What to work on:
Extract every line of the material that holds the string "JSON".
### Entries shown
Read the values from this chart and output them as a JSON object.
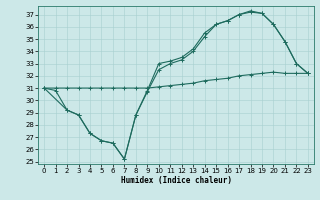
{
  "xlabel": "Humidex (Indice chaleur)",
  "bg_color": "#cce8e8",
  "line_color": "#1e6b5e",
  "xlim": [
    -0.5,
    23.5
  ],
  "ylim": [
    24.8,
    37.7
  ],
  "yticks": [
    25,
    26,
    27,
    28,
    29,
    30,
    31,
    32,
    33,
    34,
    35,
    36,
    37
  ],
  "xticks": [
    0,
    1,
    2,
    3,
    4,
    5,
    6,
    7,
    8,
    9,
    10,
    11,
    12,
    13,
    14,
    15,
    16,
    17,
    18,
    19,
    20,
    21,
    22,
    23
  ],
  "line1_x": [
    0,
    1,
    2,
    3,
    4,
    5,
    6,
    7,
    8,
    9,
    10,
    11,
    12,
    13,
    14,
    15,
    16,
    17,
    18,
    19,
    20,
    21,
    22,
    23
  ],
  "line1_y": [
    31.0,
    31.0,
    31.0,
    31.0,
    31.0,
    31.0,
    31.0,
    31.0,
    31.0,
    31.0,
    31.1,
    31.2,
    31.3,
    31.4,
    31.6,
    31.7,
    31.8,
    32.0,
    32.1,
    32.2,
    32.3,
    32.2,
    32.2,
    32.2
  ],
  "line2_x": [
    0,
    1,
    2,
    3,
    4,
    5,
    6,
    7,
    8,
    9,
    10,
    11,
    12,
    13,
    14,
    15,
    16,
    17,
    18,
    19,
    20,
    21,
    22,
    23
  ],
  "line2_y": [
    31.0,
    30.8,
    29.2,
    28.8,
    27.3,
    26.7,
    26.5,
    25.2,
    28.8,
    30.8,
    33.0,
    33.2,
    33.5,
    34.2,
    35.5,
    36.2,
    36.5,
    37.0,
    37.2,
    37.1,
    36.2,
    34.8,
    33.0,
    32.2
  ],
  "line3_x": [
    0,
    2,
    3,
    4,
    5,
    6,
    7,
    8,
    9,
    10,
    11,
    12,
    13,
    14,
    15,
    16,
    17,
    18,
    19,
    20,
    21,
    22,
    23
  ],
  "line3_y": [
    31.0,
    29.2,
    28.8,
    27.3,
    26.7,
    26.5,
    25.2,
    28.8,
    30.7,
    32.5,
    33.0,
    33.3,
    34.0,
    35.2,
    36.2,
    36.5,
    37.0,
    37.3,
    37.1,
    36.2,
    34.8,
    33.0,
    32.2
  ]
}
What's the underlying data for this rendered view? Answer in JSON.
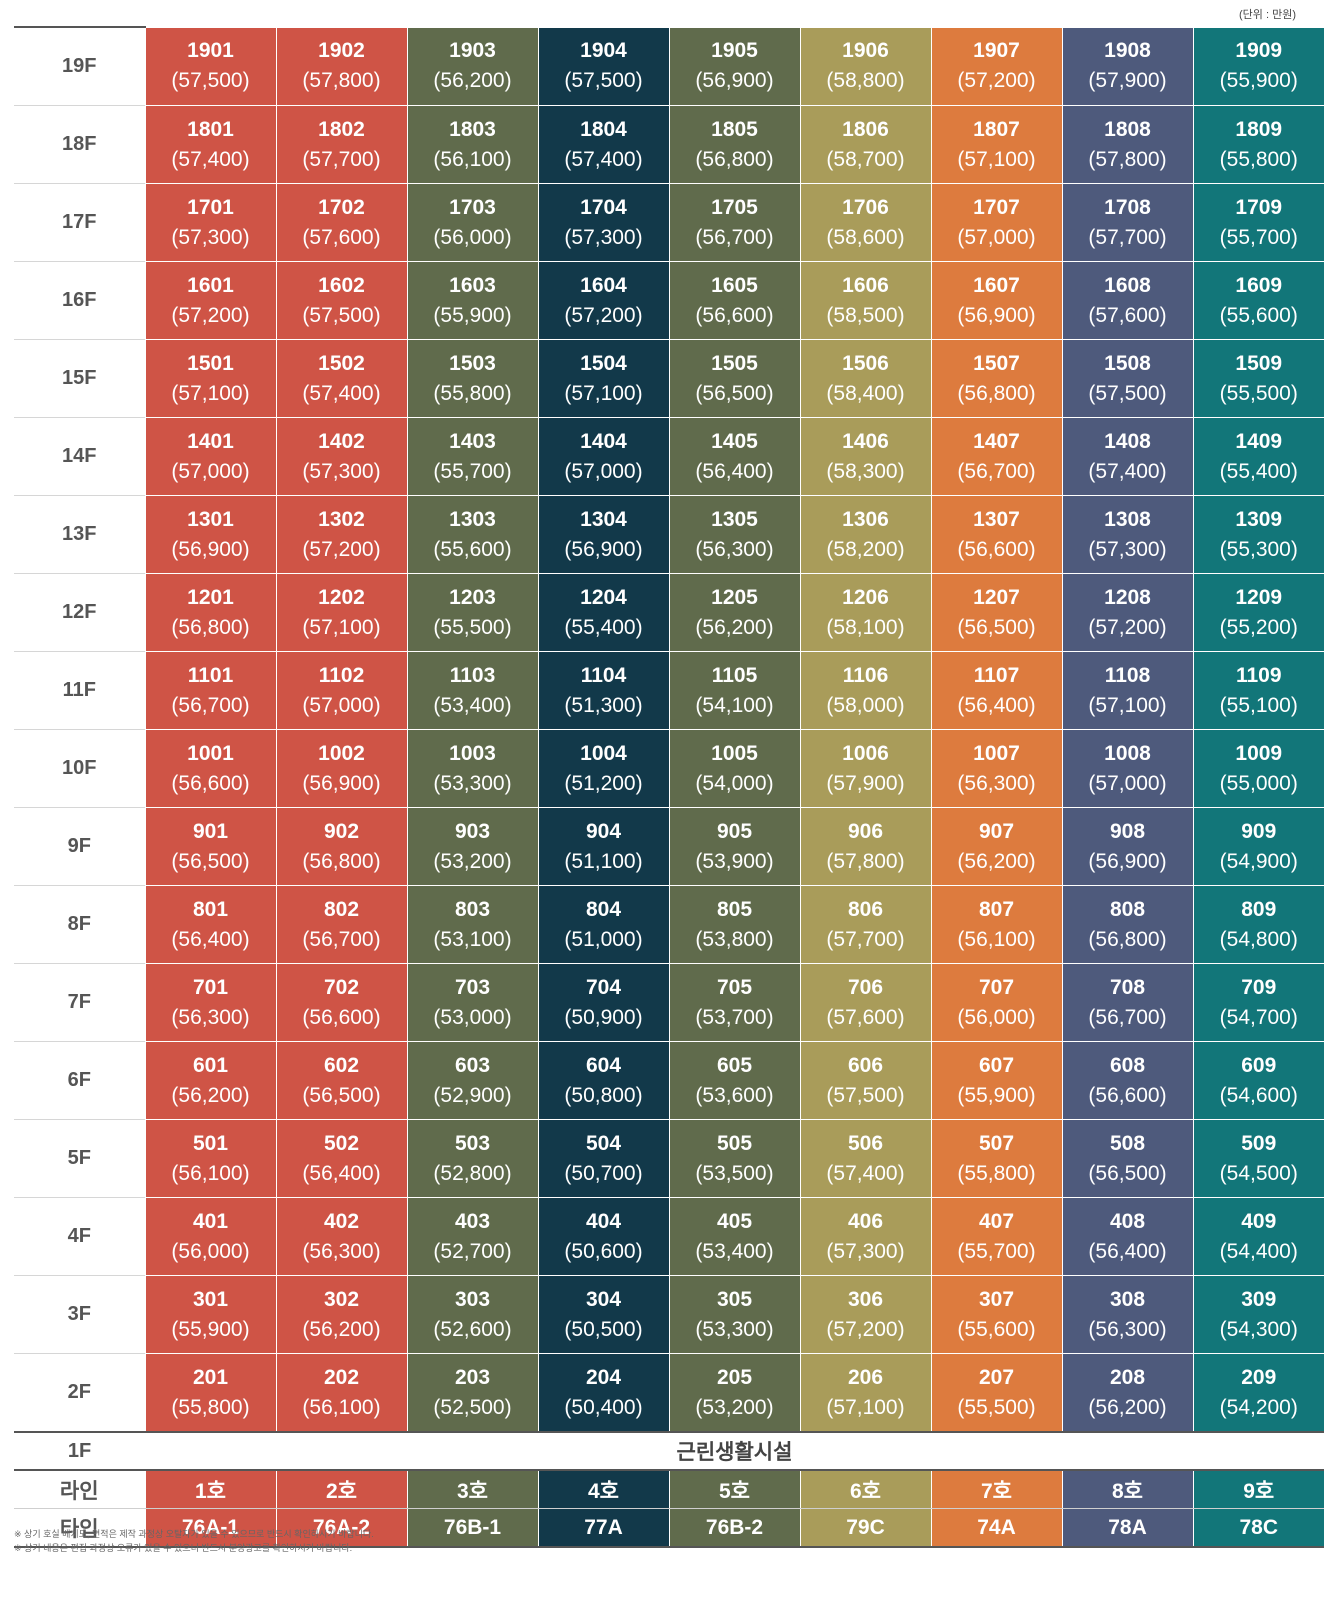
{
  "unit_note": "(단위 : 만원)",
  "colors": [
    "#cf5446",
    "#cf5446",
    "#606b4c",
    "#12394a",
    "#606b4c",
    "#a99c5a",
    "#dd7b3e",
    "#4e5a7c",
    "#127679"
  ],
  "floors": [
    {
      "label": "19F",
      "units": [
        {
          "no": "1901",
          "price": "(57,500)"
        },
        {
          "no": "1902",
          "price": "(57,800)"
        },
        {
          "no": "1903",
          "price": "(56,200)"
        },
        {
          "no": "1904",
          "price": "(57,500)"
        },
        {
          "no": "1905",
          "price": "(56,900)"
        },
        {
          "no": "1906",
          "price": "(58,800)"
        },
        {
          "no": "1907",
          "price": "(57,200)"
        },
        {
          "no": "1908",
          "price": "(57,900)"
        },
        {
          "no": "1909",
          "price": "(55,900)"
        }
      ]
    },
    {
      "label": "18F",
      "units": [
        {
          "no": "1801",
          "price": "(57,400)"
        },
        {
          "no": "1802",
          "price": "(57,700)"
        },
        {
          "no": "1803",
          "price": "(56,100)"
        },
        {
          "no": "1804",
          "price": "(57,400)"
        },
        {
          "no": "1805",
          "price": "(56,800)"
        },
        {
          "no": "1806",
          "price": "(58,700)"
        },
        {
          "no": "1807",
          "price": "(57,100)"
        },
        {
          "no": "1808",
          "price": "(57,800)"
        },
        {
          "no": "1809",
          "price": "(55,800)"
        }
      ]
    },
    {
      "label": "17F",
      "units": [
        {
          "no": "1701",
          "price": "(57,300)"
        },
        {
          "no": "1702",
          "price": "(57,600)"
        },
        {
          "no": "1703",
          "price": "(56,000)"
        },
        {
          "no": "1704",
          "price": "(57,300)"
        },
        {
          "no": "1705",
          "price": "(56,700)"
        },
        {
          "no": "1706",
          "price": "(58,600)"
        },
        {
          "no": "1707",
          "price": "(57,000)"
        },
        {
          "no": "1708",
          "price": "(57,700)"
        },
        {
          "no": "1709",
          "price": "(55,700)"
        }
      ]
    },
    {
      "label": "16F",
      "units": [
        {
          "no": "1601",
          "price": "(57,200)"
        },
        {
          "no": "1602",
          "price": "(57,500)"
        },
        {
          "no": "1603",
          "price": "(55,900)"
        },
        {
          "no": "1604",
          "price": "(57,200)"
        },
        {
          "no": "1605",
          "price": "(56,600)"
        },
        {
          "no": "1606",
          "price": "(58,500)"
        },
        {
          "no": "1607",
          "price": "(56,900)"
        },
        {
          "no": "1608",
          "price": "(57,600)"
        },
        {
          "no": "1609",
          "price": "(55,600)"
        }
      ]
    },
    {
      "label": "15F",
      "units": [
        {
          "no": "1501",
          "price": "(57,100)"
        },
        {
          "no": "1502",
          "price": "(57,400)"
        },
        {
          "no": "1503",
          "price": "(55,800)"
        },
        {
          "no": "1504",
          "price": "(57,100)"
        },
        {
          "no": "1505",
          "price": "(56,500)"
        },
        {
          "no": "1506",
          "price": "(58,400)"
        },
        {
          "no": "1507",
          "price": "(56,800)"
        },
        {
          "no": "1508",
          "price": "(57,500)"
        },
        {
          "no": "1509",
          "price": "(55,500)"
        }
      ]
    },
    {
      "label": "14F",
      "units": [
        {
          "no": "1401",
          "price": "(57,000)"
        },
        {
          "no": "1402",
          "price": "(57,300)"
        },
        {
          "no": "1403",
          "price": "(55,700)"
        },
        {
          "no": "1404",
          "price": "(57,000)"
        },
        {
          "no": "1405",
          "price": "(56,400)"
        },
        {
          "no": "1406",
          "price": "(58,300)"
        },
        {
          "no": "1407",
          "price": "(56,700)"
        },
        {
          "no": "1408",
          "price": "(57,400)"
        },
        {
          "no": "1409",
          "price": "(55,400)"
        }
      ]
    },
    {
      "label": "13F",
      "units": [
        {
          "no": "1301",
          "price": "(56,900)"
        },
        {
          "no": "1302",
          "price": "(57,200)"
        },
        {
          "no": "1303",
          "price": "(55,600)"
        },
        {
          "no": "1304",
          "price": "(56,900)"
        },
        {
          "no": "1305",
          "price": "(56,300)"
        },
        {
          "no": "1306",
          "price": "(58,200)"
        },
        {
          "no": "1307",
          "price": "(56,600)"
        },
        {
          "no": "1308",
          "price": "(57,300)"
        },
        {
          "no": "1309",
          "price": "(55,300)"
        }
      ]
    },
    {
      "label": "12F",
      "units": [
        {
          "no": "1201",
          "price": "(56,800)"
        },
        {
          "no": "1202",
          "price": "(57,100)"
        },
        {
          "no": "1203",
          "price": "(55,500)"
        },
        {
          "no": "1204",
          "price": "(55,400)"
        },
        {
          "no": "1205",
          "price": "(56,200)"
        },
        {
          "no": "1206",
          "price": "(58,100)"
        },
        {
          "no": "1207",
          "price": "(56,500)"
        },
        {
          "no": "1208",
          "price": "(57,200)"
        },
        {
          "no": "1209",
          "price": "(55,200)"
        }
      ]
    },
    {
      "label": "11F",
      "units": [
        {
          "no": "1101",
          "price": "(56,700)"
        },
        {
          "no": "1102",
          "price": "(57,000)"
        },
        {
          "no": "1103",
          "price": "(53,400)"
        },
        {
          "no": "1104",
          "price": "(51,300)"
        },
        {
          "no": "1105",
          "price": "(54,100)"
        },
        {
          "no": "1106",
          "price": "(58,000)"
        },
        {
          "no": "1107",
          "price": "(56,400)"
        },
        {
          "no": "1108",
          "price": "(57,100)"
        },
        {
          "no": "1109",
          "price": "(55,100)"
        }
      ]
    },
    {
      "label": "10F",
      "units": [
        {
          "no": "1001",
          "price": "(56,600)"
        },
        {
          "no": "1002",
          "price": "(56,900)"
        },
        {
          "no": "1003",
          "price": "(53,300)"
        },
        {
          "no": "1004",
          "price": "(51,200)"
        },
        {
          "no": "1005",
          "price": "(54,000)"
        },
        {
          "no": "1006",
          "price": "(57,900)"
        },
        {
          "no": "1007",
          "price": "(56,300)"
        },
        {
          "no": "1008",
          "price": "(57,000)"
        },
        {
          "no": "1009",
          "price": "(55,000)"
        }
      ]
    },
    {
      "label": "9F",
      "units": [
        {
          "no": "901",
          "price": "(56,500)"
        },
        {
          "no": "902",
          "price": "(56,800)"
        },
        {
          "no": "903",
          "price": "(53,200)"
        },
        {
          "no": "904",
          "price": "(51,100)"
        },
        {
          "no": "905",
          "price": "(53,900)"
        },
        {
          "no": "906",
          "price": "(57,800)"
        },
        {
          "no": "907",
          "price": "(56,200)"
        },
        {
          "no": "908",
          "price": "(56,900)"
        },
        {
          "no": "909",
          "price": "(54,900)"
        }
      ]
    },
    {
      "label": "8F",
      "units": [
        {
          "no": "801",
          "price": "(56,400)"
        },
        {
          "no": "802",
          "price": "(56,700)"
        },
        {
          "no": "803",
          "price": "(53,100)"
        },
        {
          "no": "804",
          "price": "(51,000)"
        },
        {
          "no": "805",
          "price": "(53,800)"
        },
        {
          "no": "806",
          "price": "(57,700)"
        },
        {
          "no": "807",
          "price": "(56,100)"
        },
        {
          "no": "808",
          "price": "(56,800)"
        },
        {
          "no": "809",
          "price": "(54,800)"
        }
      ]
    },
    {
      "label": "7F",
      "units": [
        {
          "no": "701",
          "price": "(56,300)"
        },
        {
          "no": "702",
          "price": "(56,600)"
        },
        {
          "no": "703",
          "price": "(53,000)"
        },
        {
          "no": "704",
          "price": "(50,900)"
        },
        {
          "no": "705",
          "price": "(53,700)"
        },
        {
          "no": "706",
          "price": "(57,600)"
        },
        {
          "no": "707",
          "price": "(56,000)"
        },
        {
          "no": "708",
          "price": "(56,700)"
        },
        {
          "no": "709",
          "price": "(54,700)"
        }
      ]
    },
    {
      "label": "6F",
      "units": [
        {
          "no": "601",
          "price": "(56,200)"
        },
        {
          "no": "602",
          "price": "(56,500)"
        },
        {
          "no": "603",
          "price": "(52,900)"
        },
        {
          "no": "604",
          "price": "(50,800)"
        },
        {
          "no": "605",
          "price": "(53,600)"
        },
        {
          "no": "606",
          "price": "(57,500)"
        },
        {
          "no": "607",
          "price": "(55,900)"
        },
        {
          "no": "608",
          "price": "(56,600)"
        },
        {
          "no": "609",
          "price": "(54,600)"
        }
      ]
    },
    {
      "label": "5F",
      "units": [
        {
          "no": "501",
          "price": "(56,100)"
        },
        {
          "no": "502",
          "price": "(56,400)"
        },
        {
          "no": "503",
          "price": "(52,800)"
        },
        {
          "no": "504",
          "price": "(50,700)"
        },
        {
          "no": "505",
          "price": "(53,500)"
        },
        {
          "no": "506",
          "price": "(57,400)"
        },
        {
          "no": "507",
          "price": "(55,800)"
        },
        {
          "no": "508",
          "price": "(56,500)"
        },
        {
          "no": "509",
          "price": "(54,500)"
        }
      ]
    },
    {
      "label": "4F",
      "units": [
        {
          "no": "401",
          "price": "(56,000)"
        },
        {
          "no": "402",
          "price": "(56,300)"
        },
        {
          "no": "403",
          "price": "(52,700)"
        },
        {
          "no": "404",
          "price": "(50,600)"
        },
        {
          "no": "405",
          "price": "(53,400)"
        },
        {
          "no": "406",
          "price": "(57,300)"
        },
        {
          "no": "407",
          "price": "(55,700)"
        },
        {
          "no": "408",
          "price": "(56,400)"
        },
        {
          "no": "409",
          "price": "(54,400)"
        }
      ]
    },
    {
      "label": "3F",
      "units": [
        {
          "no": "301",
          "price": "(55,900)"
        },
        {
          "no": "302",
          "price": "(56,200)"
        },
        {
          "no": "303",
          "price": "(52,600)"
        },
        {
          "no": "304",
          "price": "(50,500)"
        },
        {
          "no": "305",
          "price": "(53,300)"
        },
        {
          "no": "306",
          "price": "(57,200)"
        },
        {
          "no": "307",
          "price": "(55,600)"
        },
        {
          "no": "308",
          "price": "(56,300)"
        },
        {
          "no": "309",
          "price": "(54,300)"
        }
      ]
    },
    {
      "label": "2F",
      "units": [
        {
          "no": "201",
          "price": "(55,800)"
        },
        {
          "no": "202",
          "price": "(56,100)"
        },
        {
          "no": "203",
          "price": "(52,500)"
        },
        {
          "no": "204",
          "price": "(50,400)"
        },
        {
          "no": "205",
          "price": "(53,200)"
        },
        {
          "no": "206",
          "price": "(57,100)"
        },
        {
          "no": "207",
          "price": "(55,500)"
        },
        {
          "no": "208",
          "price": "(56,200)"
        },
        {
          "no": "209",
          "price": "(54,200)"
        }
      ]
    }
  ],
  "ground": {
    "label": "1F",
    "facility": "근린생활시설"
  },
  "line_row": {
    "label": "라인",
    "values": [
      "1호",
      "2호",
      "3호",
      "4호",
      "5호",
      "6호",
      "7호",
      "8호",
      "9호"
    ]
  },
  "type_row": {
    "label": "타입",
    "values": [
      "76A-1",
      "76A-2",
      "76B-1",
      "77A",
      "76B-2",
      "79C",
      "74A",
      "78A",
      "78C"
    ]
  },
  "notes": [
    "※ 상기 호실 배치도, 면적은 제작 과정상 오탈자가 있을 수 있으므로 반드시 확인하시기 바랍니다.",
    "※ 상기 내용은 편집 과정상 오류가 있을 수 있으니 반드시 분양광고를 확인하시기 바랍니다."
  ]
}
######
The completed task:
Read the values from this chart and output them as a JSON object.
What's the underlying data for this rendered view? Answer in JSON.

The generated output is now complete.